** begin Records shown **

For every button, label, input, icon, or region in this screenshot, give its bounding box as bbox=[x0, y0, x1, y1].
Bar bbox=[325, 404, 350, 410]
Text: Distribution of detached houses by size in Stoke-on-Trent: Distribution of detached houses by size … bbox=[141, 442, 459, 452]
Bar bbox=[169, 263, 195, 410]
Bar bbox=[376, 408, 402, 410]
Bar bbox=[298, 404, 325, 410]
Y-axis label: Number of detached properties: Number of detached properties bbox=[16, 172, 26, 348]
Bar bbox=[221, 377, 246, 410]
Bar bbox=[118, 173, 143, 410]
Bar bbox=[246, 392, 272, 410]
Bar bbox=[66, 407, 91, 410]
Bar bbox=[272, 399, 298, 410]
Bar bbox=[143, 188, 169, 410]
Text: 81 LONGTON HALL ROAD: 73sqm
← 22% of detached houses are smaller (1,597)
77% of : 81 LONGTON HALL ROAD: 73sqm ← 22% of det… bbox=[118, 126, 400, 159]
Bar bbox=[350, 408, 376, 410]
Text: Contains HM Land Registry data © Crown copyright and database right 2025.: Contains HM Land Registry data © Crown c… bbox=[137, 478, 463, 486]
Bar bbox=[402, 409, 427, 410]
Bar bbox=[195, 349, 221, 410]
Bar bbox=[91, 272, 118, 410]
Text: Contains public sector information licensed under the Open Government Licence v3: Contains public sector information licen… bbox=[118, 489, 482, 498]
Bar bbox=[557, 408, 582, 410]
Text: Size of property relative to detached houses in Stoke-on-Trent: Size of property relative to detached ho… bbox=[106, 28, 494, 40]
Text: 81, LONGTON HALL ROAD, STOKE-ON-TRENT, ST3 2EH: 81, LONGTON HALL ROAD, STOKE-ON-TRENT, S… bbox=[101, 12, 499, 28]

** end Records shown **

What to work on: Quote every line of the items above word for word, with nothing changed.

Full solution:
For every button, label, input, icon, or region in this screenshot, give its bounding box as bbox=[x0, y0, x1, y1].
Bar bbox=[325, 404, 350, 410]
Text: Distribution of detached houses by size in Stoke-on-Trent: Distribution of detached houses by size … bbox=[141, 442, 459, 452]
Bar bbox=[169, 263, 195, 410]
Bar bbox=[376, 408, 402, 410]
Bar bbox=[298, 404, 325, 410]
Y-axis label: Number of detached properties: Number of detached properties bbox=[16, 172, 26, 348]
Bar bbox=[221, 377, 246, 410]
Bar bbox=[118, 173, 143, 410]
Bar bbox=[246, 392, 272, 410]
Bar bbox=[66, 407, 91, 410]
Bar bbox=[272, 399, 298, 410]
Bar bbox=[143, 188, 169, 410]
Text: 81 LONGTON HALL ROAD: 73sqm
← 22% of detached houses are smaller (1,597)
77% of : 81 LONGTON HALL ROAD: 73sqm ← 22% of det… bbox=[118, 126, 400, 159]
Bar bbox=[350, 408, 376, 410]
Text: Contains HM Land Registry data © Crown copyright and database right 2025.: Contains HM Land Registry data © Crown c… bbox=[137, 478, 463, 486]
Bar bbox=[402, 409, 427, 410]
Bar bbox=[195, 349, 221, 410]
Bar bbox=[91, 272, 118, 410]
Text: Contains public sector information licensed under the Open Government Licence v3: Contains public sector information licen… bbox=[118, 489, 482, 498]
Bar bbox=[557, 408, 582, 410]
Text: Size of property relative to detached houses in Stoke-on-Trent: Size of property relative to detached ho… bbox=[106, 28, 494, 40]
Text: 81, LONGTON HALL ROAD, STOKE-ON-TRENT, ST3 2EH: 81, LONGTON HALL ROAD, STOKE-ON-TRENT, S… bbox=[101, 12, 499, 28]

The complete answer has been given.